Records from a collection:
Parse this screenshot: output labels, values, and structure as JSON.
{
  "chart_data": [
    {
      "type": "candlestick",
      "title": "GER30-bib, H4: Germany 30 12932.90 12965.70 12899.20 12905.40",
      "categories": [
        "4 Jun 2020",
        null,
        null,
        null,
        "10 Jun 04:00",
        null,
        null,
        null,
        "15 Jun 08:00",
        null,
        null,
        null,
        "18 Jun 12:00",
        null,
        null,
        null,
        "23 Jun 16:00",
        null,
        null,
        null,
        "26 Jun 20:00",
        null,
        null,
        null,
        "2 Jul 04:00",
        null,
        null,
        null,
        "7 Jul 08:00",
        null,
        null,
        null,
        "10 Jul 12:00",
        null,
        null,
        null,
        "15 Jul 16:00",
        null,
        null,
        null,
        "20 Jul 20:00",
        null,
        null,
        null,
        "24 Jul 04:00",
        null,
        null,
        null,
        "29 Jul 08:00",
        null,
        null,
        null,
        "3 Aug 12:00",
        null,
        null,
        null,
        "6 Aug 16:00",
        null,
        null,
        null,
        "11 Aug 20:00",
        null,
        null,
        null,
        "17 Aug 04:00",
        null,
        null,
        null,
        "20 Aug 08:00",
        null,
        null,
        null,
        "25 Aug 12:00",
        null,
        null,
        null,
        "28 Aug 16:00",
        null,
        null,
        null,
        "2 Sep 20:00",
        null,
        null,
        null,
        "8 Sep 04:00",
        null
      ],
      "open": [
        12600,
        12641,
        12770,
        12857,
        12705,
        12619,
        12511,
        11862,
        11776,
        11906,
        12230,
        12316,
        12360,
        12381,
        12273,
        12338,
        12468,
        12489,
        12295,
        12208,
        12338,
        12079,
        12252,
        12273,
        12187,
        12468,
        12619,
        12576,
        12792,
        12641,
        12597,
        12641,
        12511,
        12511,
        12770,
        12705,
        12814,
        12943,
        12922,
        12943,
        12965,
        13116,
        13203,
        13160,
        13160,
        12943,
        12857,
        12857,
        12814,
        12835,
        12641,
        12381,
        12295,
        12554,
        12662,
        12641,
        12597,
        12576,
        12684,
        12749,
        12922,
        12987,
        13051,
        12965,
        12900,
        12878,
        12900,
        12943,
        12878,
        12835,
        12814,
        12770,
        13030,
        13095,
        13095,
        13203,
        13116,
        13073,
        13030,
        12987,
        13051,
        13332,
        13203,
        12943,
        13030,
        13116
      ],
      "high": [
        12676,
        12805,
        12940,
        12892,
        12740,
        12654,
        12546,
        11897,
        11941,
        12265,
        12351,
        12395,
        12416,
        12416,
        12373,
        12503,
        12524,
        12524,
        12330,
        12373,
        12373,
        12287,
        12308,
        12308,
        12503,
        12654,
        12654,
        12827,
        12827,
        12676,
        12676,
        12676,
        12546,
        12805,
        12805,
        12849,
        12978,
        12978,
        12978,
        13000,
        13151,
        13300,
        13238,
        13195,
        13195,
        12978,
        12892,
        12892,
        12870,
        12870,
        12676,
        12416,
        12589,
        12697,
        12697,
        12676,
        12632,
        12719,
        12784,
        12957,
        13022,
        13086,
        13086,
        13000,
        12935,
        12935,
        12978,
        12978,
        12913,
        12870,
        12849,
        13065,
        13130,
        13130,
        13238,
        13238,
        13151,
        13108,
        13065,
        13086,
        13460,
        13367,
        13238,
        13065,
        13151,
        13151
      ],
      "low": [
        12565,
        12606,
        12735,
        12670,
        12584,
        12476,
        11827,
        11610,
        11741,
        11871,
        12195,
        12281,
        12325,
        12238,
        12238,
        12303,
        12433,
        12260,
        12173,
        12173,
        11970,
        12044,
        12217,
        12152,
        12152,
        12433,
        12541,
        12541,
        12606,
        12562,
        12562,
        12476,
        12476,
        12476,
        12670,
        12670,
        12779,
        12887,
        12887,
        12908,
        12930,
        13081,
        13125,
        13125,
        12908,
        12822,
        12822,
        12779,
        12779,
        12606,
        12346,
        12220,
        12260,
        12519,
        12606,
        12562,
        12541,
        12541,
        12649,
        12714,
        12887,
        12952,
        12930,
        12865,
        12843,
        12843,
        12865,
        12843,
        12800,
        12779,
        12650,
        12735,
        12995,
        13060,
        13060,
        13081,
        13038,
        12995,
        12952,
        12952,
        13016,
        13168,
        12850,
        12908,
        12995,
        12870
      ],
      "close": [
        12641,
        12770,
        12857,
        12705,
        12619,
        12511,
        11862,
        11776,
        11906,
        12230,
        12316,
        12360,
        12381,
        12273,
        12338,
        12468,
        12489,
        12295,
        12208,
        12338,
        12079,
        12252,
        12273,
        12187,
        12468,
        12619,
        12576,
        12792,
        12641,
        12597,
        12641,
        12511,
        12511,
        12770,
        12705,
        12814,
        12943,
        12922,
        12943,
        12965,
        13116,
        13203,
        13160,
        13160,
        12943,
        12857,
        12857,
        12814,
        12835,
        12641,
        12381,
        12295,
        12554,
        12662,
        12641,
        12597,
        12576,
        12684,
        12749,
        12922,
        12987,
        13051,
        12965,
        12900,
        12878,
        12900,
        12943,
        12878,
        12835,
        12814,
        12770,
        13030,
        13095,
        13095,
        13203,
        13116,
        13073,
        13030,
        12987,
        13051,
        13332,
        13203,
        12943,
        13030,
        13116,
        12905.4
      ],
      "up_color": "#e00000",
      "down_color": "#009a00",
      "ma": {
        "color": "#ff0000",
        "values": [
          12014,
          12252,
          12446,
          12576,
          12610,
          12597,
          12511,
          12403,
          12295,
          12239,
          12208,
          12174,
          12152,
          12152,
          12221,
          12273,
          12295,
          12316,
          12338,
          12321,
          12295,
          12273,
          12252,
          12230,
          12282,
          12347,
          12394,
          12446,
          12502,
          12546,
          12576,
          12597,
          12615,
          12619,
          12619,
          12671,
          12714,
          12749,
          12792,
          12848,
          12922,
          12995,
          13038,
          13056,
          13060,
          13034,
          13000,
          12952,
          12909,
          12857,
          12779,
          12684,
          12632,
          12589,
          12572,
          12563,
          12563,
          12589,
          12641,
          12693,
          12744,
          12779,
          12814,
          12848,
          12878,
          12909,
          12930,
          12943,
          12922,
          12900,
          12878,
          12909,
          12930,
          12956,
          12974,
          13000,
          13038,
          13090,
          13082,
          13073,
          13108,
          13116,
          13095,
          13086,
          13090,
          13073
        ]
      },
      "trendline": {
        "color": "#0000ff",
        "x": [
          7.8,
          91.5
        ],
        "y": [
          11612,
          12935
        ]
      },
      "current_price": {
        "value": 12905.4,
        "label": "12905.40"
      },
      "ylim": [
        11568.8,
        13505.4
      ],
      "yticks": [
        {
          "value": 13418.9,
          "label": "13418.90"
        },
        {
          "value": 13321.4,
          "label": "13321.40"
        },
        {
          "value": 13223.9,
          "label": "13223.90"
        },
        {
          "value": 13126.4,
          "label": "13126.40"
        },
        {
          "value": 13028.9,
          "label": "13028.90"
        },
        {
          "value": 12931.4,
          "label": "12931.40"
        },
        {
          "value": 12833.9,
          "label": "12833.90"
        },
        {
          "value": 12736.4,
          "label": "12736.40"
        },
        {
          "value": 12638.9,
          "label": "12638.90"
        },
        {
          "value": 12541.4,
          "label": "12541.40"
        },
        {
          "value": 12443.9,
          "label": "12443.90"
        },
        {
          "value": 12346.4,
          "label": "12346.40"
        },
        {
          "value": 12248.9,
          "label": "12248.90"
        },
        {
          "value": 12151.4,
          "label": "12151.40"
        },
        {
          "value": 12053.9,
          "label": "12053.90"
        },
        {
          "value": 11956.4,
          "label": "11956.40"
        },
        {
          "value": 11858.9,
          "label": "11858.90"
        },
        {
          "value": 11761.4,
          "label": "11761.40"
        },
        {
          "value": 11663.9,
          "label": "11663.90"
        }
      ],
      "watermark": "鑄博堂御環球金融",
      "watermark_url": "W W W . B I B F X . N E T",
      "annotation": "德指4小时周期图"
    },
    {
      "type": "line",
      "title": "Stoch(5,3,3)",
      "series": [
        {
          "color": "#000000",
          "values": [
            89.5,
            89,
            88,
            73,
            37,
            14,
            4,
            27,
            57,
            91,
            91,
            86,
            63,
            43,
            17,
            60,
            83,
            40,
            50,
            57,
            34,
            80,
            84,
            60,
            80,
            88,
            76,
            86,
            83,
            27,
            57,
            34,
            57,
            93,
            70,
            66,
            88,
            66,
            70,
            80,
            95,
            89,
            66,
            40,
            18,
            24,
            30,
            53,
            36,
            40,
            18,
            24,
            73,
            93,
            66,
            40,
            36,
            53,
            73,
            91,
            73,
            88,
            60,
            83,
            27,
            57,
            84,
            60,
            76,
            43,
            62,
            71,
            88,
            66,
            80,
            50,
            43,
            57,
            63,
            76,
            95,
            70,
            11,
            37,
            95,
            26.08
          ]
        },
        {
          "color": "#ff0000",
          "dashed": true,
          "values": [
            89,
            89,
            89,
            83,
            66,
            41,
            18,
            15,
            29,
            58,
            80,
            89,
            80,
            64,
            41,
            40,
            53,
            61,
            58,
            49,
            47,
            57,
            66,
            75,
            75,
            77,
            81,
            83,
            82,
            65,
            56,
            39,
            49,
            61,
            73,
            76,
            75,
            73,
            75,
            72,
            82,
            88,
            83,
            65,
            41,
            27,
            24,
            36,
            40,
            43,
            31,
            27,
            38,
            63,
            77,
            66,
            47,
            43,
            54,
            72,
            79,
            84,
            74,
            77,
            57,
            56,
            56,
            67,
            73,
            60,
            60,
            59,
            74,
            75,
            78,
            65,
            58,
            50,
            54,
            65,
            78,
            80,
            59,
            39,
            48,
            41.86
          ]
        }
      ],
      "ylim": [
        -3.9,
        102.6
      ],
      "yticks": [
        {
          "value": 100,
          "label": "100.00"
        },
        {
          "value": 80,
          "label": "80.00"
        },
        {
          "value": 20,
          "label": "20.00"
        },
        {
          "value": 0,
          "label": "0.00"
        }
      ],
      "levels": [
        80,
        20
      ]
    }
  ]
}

> _Directive_:
Extract each line from the listing that holds the word "values".

> _Solution to the problem_:
Parse this screenshot: output labels, values, and structure as JSON.
        "values": [
          "values": [
          "values": [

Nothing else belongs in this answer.